Report every line in the listing that contains the string "title".

════

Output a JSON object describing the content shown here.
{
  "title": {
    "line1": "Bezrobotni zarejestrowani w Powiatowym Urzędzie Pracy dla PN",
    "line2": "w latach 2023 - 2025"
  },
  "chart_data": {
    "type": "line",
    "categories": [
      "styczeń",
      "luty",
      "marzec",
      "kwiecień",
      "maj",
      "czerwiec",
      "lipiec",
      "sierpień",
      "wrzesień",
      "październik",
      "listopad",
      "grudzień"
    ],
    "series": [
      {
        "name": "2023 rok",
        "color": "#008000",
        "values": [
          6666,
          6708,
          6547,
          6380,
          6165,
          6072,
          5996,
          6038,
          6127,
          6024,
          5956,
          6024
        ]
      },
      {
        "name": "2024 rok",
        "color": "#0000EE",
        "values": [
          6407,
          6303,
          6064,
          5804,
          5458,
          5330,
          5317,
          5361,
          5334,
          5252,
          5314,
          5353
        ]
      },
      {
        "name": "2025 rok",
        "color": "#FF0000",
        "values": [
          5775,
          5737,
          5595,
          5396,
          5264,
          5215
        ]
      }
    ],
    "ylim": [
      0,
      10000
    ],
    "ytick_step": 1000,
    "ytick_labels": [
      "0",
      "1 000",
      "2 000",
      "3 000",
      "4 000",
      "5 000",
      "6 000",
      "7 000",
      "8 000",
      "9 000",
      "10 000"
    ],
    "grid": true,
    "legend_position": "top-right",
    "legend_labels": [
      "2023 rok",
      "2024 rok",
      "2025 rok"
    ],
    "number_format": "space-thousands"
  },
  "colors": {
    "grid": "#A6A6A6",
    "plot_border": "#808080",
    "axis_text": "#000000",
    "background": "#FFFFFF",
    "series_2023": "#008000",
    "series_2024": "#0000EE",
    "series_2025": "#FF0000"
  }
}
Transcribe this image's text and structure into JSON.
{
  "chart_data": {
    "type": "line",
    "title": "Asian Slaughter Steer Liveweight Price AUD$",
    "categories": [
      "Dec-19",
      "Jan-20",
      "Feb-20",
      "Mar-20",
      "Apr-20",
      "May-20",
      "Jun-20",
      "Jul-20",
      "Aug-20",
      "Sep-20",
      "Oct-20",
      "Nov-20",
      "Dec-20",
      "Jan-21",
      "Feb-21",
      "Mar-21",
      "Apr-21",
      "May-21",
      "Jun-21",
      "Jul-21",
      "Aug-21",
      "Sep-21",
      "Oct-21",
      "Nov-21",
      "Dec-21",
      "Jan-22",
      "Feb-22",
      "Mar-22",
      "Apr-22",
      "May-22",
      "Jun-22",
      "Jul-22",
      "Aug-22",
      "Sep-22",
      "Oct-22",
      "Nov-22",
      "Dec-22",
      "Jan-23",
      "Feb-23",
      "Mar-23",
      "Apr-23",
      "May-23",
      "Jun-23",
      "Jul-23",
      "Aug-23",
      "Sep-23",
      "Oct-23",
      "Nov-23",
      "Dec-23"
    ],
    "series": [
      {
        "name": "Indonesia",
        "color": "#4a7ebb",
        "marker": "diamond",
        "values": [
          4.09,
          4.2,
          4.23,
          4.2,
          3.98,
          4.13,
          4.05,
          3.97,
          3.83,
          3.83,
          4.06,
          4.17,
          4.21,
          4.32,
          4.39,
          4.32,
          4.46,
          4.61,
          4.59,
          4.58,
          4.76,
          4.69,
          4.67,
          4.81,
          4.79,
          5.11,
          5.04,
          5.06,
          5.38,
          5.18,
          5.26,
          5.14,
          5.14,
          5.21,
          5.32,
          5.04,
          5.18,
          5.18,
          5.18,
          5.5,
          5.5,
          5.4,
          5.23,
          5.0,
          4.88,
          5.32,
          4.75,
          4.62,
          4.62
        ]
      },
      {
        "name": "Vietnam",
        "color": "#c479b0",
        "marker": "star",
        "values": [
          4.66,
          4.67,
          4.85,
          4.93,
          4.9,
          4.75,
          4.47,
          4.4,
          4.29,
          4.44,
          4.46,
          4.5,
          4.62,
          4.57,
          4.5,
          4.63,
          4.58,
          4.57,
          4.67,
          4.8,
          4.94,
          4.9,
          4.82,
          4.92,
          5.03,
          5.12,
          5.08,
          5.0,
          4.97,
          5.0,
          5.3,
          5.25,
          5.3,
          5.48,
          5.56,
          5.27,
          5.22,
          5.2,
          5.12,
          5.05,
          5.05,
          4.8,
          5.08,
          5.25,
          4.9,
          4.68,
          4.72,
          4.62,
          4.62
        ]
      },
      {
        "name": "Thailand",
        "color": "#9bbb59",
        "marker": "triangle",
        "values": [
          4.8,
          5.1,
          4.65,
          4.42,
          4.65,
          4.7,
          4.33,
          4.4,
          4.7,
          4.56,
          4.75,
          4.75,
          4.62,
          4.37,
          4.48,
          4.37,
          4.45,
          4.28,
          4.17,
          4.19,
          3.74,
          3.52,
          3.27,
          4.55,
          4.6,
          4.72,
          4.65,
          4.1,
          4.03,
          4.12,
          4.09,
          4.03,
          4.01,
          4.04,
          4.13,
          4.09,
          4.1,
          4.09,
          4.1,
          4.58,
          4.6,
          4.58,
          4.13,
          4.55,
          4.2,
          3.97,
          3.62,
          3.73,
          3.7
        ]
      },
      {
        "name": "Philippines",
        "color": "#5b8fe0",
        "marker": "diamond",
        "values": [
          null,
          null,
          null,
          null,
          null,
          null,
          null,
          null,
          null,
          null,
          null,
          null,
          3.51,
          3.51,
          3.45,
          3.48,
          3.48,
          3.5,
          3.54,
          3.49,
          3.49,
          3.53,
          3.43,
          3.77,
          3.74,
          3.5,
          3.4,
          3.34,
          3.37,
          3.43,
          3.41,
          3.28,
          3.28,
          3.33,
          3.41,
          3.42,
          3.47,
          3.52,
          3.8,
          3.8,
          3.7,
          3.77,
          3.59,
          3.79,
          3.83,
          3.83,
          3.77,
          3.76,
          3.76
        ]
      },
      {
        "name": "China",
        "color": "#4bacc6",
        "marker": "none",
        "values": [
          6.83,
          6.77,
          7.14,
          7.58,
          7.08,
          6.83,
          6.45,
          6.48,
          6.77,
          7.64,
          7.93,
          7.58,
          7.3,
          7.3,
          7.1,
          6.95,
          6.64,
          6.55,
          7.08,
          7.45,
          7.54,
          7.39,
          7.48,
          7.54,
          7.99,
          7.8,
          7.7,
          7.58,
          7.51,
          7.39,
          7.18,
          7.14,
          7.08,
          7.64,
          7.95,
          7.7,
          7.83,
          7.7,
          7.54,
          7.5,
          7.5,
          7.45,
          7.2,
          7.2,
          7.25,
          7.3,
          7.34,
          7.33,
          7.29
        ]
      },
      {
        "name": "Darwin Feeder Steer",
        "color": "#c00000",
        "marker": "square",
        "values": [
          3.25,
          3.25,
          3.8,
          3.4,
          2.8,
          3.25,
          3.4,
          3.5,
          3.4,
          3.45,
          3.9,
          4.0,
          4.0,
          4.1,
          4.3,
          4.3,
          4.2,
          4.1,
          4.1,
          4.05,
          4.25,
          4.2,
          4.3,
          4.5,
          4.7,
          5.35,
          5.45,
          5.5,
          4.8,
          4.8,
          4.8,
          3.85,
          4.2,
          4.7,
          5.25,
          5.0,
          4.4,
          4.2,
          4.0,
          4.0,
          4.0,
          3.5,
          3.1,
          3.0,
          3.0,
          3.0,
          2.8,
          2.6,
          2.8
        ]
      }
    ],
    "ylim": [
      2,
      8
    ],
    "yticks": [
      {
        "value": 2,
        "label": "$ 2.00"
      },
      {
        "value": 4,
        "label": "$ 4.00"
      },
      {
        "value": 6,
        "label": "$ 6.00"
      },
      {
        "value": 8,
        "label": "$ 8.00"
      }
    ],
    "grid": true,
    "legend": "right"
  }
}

════

#### TASK RESPONSE:
  "title": {
    "title": "Asian Slaughter Steer Liveweight Price AUD$",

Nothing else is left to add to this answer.